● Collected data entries
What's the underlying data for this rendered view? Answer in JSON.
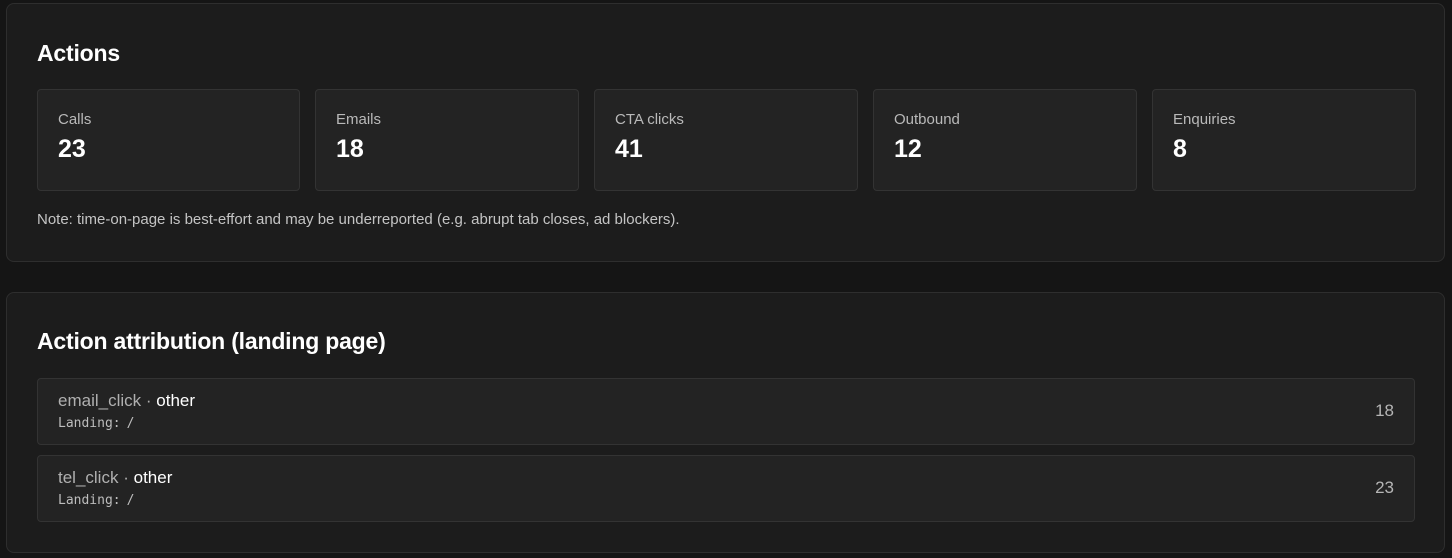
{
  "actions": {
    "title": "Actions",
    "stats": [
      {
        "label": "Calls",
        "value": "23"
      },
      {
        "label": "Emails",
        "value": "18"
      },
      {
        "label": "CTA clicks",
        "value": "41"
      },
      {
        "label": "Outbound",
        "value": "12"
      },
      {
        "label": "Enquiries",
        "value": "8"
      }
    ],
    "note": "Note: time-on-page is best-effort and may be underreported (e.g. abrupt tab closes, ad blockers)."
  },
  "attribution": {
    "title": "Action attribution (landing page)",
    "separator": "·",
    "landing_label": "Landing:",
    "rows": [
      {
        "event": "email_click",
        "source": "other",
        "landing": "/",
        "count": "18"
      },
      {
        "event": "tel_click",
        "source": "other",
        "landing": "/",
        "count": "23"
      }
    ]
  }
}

● GOAL
Leave out every picture and copy the rest of the records exactly.

● FINISHED EXERCISE
What's the underlying data for this rendered view? Answer in JSON.
{
  "actions": {
    "title": "Actions",
    "stats": [
      {
        "label": "Calls",
        "value": "23"
      },
      {
        "label": "Emails",
        "value": "18"
      },
      {
        "label": "CTA clicks",
        "value": "41"
      },
      {
        "label": "Outbound",
        "value": "12"
      },
      {
        "label": "Enquiries",
        "value": "8"
      }
    ],
    "note": "Note: time-on-page is best-effort and may be underreported (e.g. abrupt tab closes, ad blockers)."
  },
  "attribution": {
    "title": "Action attribution (landing page)",
    "separator": "·",
    "landing_label": "Landing:",
    "rows": [
      {
        "event": "email_click",
        "source": "other",
        "landing": "/",
        "count": "18"
      },
      {
        "event": "tel_click",
        "source": "other",
        "landing": "/",
        "count": "23"
      }
    ]
  }
}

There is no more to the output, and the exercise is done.